> **Exercise details**
Go through the material below and report how many lines contain "name". Give only the number.

-- BEGIN Supplied material --

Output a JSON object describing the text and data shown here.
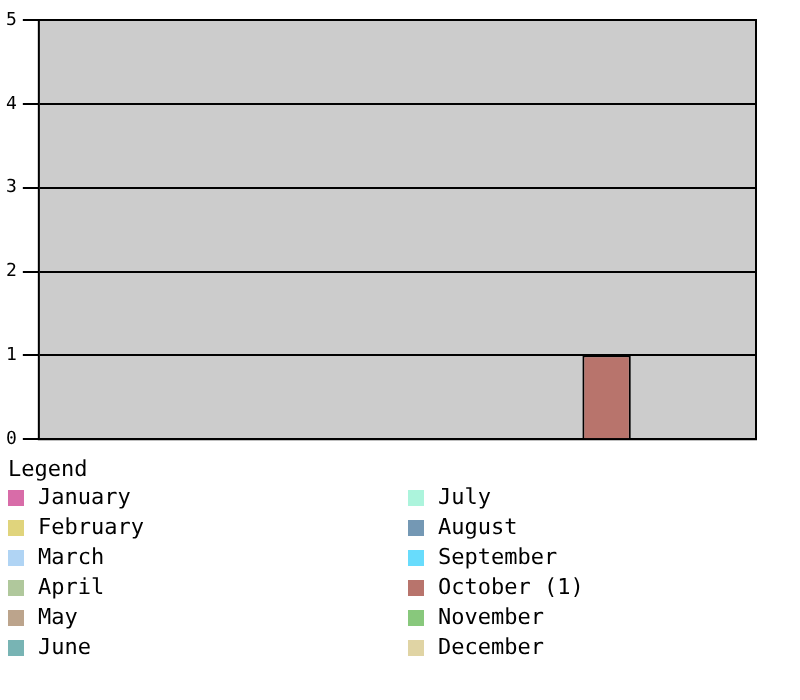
{
  "chart_data": {
    "type": "bar",
    "categories": [
      null,
      null,
      null,
      null,
      null,
      null,
      null,
      null,
      null,
      null,
      null,
      null
    ],
    "series": [
      {
        "name": "January",
        "color": "#d86ca8",
        "values": [
          0,
          null,
          null,
          null,
          null,
          null,
          null,
          null,
          null,
          null,
          null,
          null
        ]
      },
      {
        "name": "February",
        "color": "#e0d47c",
        "values": [
          null,
          0,
          null,
          null,
          null,
          null,
          null,
          null,
          null,
          null,
          null,
          null
        ]
      },
      {
        "name": "March",
        "color": "#b0d4f4",
        "values": [
          null,
          null,
          0,
          null,
          null,
          null,
          null,
          null,
          null,
          null,
          null,
          null
        ]
      },
      {
        "name": "April",
        "color": "#b0c89c",
        "values": [
          null,
          null,
          null,
          0,
          null,
          null,
          null,
          null,
          null,
          null,
          null,
          null
        ]
      },
      {
        "name": "May",
        "color": "#bca48c",
        "values": [
          null,
          null,
          null,
          null,
          0,
          null,
          null,
          null,
          null,
          null,
          null,
          null
        ]
      },
      {
        "name": "June",
        "color": "#78b4b4",
        "values": [
          null,
          null,
          null,
          null,
          null,
          0,
          null,
          null,
          null,
          null,
          null,
          null
        ]
      },
      {
        "name": "July",
        "color": "#acf4dc",
        "values": [
          null,
          null,
          null,
          null,
          null,
          null,
          0,
          null,
          null,
          null,
          null,
          null
        ]
      },
      {
        "name": "August",
        "color": "#7498b4",
        "values": [
          null,
          null,
          null,
          null,
          null,
          null,
          null,
          0,
          null,
          null,
          null,
          null
        ]
      },
      {
        "name": "September",
        "color": "#68dcfc",
        "values": [
          null,
          null,
          null,
          null,
          null,
          null,
          null,
          null,
          0,
          null,
          null,
          null
        ]
      },
      {
        "name": "October (1)",
        "color": "#b8746c",
        "values": [
          null,
          null,
          null,
          null,
          null,
          null,
          null,
          null,
          null,
          1,
          null,
          null
        ]
      },
      {
        "name": "November",
        "color": "#88c87c",
        "values": [
          null,
          null,
          null,
          null,
          null,
          null,
          null,
          null,
          null,
          null,
          0,
          null
        ]
      },
      {
        "name": "December",
        "color": "#e0d4a4",
        "values": [
          null,
          null,
          null,
          null,
          null,
          null,
          null,
          null,
          null,
          null,
          null,
          0
        ]
      }
    ],
    "ylim": [
      0,
      5
    ],
    "yticks": [
      0,
      1,
      2,
      3,
      4,
      5
    ],
    "grid": "y",
    "legend": "bottom",
    "legend_title": "Legend"
  }
}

-- END Supplied material --

> **Exercise output**
12